■ What the task asks: Write out the entries below once more, exactly.

○ ○ ○ ○ ○ ○ ○

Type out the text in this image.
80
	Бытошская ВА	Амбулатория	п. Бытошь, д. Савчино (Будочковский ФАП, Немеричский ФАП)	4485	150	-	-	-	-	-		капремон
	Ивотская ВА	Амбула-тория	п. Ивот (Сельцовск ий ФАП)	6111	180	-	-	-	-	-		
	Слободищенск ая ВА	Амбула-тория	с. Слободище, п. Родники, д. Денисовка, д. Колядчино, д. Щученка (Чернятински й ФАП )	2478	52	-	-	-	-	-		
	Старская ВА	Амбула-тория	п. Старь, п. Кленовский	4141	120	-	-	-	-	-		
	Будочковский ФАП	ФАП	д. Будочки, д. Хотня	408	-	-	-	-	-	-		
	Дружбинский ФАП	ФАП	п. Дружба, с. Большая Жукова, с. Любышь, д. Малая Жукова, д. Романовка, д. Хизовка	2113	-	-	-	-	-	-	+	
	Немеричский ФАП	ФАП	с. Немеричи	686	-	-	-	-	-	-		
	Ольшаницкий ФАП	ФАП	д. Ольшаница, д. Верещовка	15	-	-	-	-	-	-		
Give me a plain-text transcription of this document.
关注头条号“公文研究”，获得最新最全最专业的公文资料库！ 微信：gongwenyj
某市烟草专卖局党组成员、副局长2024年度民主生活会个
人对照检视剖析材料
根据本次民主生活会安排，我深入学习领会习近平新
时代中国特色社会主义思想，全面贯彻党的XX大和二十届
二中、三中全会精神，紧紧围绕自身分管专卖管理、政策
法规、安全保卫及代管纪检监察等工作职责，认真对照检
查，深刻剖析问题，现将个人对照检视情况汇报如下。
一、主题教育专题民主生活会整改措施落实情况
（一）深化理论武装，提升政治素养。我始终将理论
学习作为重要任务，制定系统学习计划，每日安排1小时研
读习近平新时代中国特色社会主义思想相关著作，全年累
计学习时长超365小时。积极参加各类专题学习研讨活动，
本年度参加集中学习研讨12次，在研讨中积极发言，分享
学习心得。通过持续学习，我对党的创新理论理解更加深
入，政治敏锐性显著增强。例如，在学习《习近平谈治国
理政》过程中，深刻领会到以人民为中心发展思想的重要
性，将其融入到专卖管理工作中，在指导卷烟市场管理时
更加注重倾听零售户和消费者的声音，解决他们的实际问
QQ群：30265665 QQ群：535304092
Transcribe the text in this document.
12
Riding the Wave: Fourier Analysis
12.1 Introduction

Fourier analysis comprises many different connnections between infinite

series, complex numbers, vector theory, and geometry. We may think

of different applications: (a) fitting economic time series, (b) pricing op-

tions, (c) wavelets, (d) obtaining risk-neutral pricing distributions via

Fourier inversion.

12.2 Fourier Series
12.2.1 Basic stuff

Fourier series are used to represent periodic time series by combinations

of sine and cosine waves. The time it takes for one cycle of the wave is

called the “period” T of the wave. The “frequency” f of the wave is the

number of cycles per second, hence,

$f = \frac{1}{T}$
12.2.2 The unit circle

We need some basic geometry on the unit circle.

○ ○ ○ ○ ○ ○ ○

■ Full solution:
Type out the text in this image.
80
	Бытошская ВА	Амбулатория	п. Бытошь, д. Савчино (Будочковский ФАП, Немеричский ФАП)	4485	150	-	-	-	-	-		капремон
	Ивотская ВА	Амбула-тория	п. Ивот (Сельцовск ий ФАП)	6111	180	-	-	-	-	-		
	Слободищенск ая ВА	Амбула-тория	с. Слободище, п. Родники, д. Денисовка, д. Колядчино, д. Щученка (Чернятински й ФАП )	2478	52	-	-	-	-	-		
	Старская ВА	Амбула-тория	п. Старь, п. Кленовский	4141	120	-	-	-	-	-		
	Будочковский ФАП	ФАП	д. Будочки, д. Хотня	408	-	-	-	-	-	-		
	Дружбинский ФАП	ФАП	п. Дружба, с. Большая Жукова, с. Любышь, д. Малая Жукова, д. Романовка, д. Хизовка	2113	-	-	-	-	-	-	+	
	Немеричский ФАП	ФАП	с. Немеричи	686	-	-	-	-	-	-		
	Ольшаницкий ФАП	ФАП	д. Ольшаница, д. Верещовка	15	-	-	-	-	-	-		
Give me a plain-text transcription of this document.
关注头条号“公文研究”，获得最新最全最专业的公文资料库！ 微信：gongwenyj
某市烟草专卖局党组成员、副局长2024年度民主生活会个
人对照检视剖析材料
根据本次民主生活会安排，我深入学习领会习近平新
时代中国特色社会主义思想，全面贯彻党的XX大和二十届
二中、三中全会精神，紧紧围绕自身分管专卖管理、政策
法规、安全保卫及代管纪检监察等工作职责，认真对照检
查，深刻剖析问题，现将个人对照检视情况汇报如下。
一、主题教育专题民主生活会整改措施落实情况
（一）深化理论武装，提升政治素养。我始终将理论
学习作为重要任务，制定系统学习计划，每日安排1小时研
读习近平新时代中国特色社会主义思想相关著作，全年累
计学习时长超365小时。积极参加各类专题学习研讨活动，
本年度参加集中学习研讨12次，在研讨中积极发言，分享
学习心得。通过持续学习，我对党的创新理论理解更加深
入，政治敏锐性显著增强。例如，在学习《习近平谈治国
理政》过程中，深刻领会到以人民为中心发展思想的重要
性，将其融入到专卖管理工作中，在指导卷烟市场管理时
更加注重倾听零售户和消费者的声音，解决他们的实际问
QQ群：30265665 QQ群：535304092
Transcribe the text in this document.
12
Riding the Wave: Fourier Analysis
12.1 Introduction

Fourier analysis comprises many different connnections between infinite

series, complex numbers, vector theory, and geometry. We may think

of different applications: (a) fitting economic time series, (b) pricing op-

tions, (c) wavelets, (d) obtaining risk-neutral pricing distributions via

Fourier inversion.

12.2 Fourier Series
12.2.1 Basic stuff

Fourier series are used to represent periodic time series by combinations

of sine and cosine waves. The time it takes for one cycle of the wave is

called the “period” T of the wave. The “frequency” f of the wave is the

number of cycles per second, hence,

$f = \frac{1}{T}$
12.2.2 The unit circle

We need some basic geometry on the unit circle.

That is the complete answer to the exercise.